- What to do:
Below are the records; reproduce all of them exactly but without any images.

- Data supplied:
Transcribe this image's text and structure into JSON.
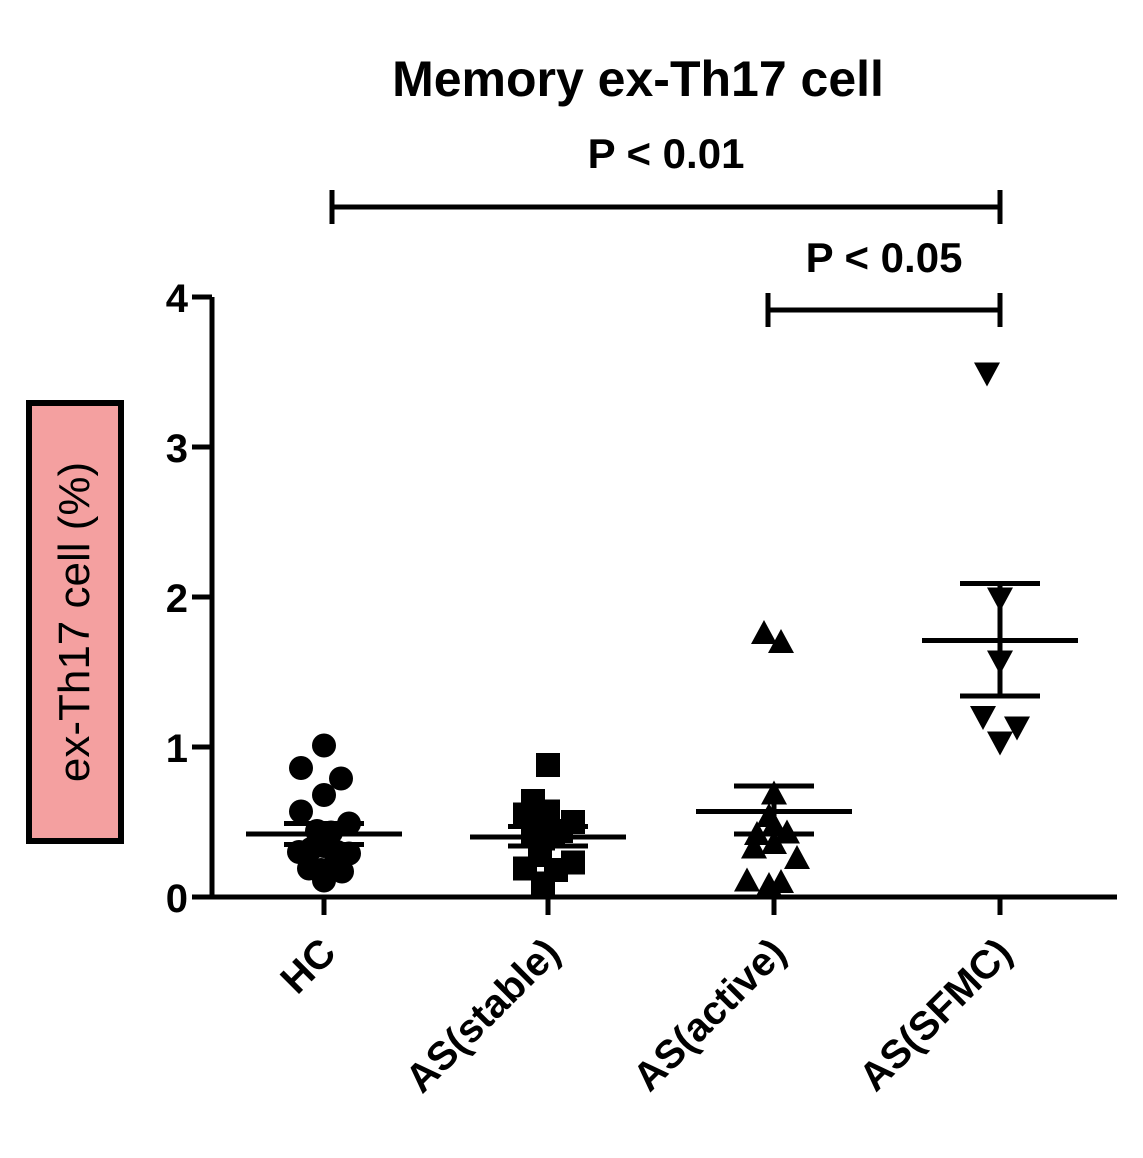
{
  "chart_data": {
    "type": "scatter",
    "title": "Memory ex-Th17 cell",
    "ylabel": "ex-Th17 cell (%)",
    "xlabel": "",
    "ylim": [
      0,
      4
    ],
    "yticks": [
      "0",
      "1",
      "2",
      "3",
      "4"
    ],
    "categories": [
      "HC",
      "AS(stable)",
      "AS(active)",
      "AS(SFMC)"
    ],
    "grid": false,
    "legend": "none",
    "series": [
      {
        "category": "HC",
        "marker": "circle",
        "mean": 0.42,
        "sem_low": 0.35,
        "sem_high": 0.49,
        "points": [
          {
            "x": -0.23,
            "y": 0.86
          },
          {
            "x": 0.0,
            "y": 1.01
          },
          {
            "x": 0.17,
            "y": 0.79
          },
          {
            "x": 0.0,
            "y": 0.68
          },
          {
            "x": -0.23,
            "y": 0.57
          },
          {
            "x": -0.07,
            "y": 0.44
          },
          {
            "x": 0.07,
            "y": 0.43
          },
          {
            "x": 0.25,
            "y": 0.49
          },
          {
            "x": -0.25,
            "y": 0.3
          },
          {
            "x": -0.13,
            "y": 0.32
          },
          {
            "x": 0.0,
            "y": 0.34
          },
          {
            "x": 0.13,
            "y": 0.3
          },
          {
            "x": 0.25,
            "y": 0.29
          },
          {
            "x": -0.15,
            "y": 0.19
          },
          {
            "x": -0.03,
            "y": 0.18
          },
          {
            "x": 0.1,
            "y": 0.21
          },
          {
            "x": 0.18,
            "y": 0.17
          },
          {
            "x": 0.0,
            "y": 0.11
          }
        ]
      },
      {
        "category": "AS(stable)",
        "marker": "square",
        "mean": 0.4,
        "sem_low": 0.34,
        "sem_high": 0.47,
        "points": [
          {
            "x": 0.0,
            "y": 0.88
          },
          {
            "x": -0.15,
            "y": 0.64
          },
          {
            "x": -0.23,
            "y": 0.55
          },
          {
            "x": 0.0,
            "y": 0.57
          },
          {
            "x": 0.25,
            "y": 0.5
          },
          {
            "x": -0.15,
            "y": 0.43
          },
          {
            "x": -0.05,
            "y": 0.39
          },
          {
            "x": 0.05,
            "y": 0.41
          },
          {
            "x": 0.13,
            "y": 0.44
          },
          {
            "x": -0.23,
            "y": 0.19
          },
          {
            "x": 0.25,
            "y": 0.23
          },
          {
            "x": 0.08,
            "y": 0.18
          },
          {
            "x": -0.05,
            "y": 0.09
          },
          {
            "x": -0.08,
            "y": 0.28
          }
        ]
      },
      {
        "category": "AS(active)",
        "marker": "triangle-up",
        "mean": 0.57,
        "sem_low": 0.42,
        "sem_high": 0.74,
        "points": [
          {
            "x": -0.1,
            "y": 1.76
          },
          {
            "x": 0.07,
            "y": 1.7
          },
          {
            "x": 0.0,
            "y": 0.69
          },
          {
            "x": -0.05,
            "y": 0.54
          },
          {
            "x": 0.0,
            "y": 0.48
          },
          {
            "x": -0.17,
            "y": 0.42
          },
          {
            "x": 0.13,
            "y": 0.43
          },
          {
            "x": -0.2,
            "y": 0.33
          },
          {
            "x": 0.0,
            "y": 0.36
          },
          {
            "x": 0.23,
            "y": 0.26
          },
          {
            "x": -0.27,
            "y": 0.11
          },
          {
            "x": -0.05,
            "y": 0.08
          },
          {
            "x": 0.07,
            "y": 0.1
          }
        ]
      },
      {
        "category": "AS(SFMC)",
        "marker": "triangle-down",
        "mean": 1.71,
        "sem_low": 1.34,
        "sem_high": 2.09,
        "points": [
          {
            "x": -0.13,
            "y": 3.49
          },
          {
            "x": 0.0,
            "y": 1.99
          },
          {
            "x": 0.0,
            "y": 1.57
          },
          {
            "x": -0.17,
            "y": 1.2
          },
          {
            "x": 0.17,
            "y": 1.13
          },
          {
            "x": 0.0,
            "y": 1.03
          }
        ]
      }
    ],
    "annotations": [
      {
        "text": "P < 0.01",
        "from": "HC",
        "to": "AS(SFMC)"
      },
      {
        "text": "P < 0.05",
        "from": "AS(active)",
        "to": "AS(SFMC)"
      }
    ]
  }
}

- Exercise output:
Transcribe this image's text and structure into JSON.
{
  "chart_data": {
    "type": "scatter",
    "title": "Memory ex-Th17 cell",
    "ylabel": "ex-Th17 cell (%)",
    "xlabel": "",
    "ylim": [
      0,
      4
    ],
    "yticks": [
      "0",
      "1",
      "2",
      "3",
      "4"
    ],
    "categories": [
      "HC",
      "AS(stable)",
      "AS(active)",
      "AS(SFMC)"
    ],
    "grid": false,
    "legend": "none",
    "series": [
      {
        "category": "HC",
        "marker": "circle",
        "mean": 0.42,
        "sem_low": 0.35,
        "sem_high": 0.49,
        "points": [
          {
            "x": -0.23,
            "y": 0.86
          },
          {
            "x": 0.0,
            "y": 1.01
          },
          {
            "x": 0.17,
            "y": 0.79
          },
          {
            "x": 0.0,
            "y": 0.68
          },
          {
            "x": -0.23,
            "y": 0.57
          },
          {
            "x": -0.07,
            "y": 0.44
          },
          {
            "x": 0.07,
            "y": 0.43
          },
          {
            "x": 0.25,
            "y": 0.49
          },
          {
            "x": -0.25,
            "y": 0.3
          },
          {
            "x": -0.13,
            "y": 0.32
          },
          {
            "x": 0.0,
            "y": 0.34
          },
          {
            "x": 0.13,
            "y": 0.3
          },
          {
            "x": 0.25,
            "y": 0.29
          },
          {
            "x": -0.15,
            "y": 0.19
          },
          {
            "x": -0.03,
            "y": 0.18
          },
          {
            "x": 0.1,
            "y": 0.21
          },
          {
            "x": 0.18,
            "y": 0.17
          },
          {
            "x": 0.0,
            "y": 0.11
          }
        ]
      },
      {
        "category": "AS(stable)",
        "marker": "square",
        "mean": 0.4,
        "sem_low": 0.34,
        "sem_high": 0.47,
        "points": [
          {
            "x": 0.0,
            "y": 0.88
          },
          {
            "x": -0.15,
            "y": 0.64
          },
          {
            "x": -0.23,
            "y": 0.55
          },
          {
            "x": 0.0,
            "y": 0.57
          },
          {
            "x": 0.25,
            "y": 0.5
          },
          {
            "x": -0.15,
            "y": 0.43
          },
          {
            "x": -0.05,
            "y": 0.39
          },
          {
            "x": 0.05,
            "y": 0.41
          },
          {
            "x": 0.13,
            "y": 0.44
          },
          {
            "x": -0.23,
            "y": 0.19
          },
          {
            "x": 0.25,
            "y": 0.23
          },
          {
            "x": 0.08,
            "y": 0.18
          },
          {
            "x": -0.05,
            "y": 0.09
          },
          {
            "x": -0.08,
            "y": 0.28
          }
        ]
      },
      {
        "category": "AS(active)",
        "marker": "triangle-up",
        "mean": 0.57,
        "sem_low": 0.42,
        "sem_high": 0.74,
        "points": [
          {
            "x": -0.1,
            "y": 1.76
          },
          {
            "x": 0.07,
            "y": 1.7
          },
          {
            "x": 0.0,
            "y": 0.69
          },
          {
            "x": -0.05,
            "y": 0.54
          },
          {
            "x": 0.0,
            "y": 0.48
          },
          {
            "x": -0.17,
            "y": 0.42
          },
          {
            "x": 0.13,
            "y": 0.43
          },
          {
            "x": -0.2,
            "y": 0.33
          },
          {
            "x": 0.0,
            "y": 0.36
          },
          {
            "x": 0.23,
            "y": 0.26
          },
          {
            "x": -0.27,
            "y": 0.11
          },
          {
            "x": -0.05,
            "y": 0.08
          },
          {
            "x": 0.07,
            "y": 0.1
          }
        ]
      },
      {
        "category": "AS(SFMC)",
        "marker": "triangle-down",
        "mean": 1.71,
        "sem_low": 1.34,
        "sem_high": 2.09,
        "points": [
          {
            "x": -0.13,
            "y": 3.49
          },
          {
            "x": 0.0,
            "y": 1.99
          },
          {
            "x": 0.0,
            "y": 1.57
          },
          {
            "x": -0.17,
            "y": 1.2
          },
          {
            "x": 0.17,
            "y": 1.13
          },
          {
            "x": 0.0,
            "y": 1.03
          }
        ]
      }
    ],
    "annotations": [
      {
        "text": "P < 0.01",
        "from": "HC",
        "to": "AS(SFMC)"
      },
      {
        "text": "P < 0.05",
        "from": "AS(active)",
        "to": "AS(SFMC)"
      }
    ]
  }
}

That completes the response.